• _What the task asks_
Reproduce the records exactly. Leave the pictures out.

(Page pictures and their text)
┄┄┄┄┄┄┄┄┄┄┄┄┄┄┄┄┄┄┄┄

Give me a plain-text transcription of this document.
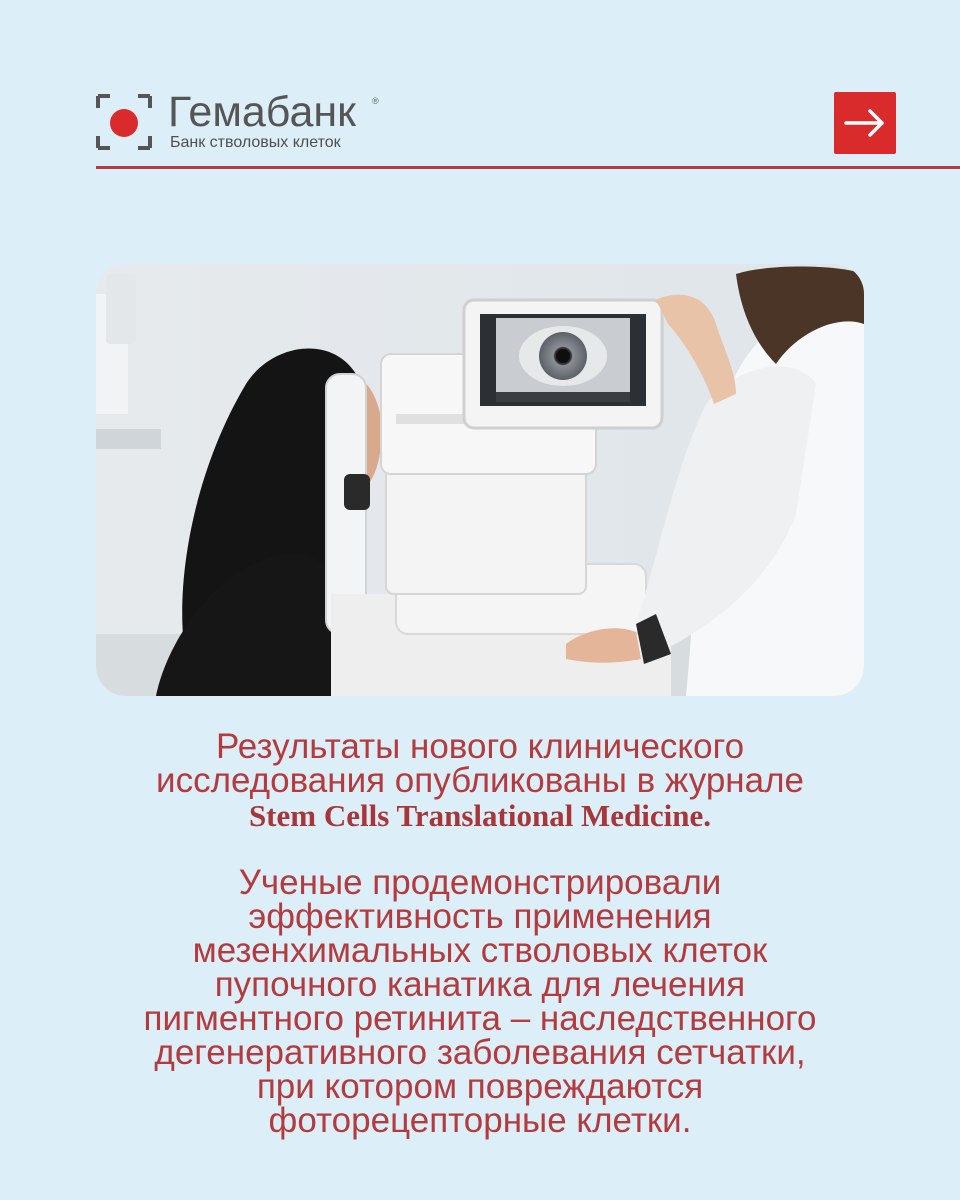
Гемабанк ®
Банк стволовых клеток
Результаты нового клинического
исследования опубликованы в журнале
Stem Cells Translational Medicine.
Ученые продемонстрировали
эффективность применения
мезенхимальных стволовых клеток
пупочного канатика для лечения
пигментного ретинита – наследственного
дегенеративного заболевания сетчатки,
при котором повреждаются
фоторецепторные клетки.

┄┄┄┄┄┄┄┄┄┄┄┄┄┄┄┄┄┄┄┄

• _Response box_
Give me a plain-text transcription of this document.
Гемабанк ®
Банк стволовых клеток
Результаты нового клинического
исследования опубликованы в журнале
Stem Cells Translational Medicine.
Ученые продемонстрировали
эффективность применения
мезенхимальных стволовых клеток
пупочного канатика для лечения
пигментного ретинита – наследственного
дегенеративного заболевания сетчатки,
при котором повреждаются
фоторецепторные клетки.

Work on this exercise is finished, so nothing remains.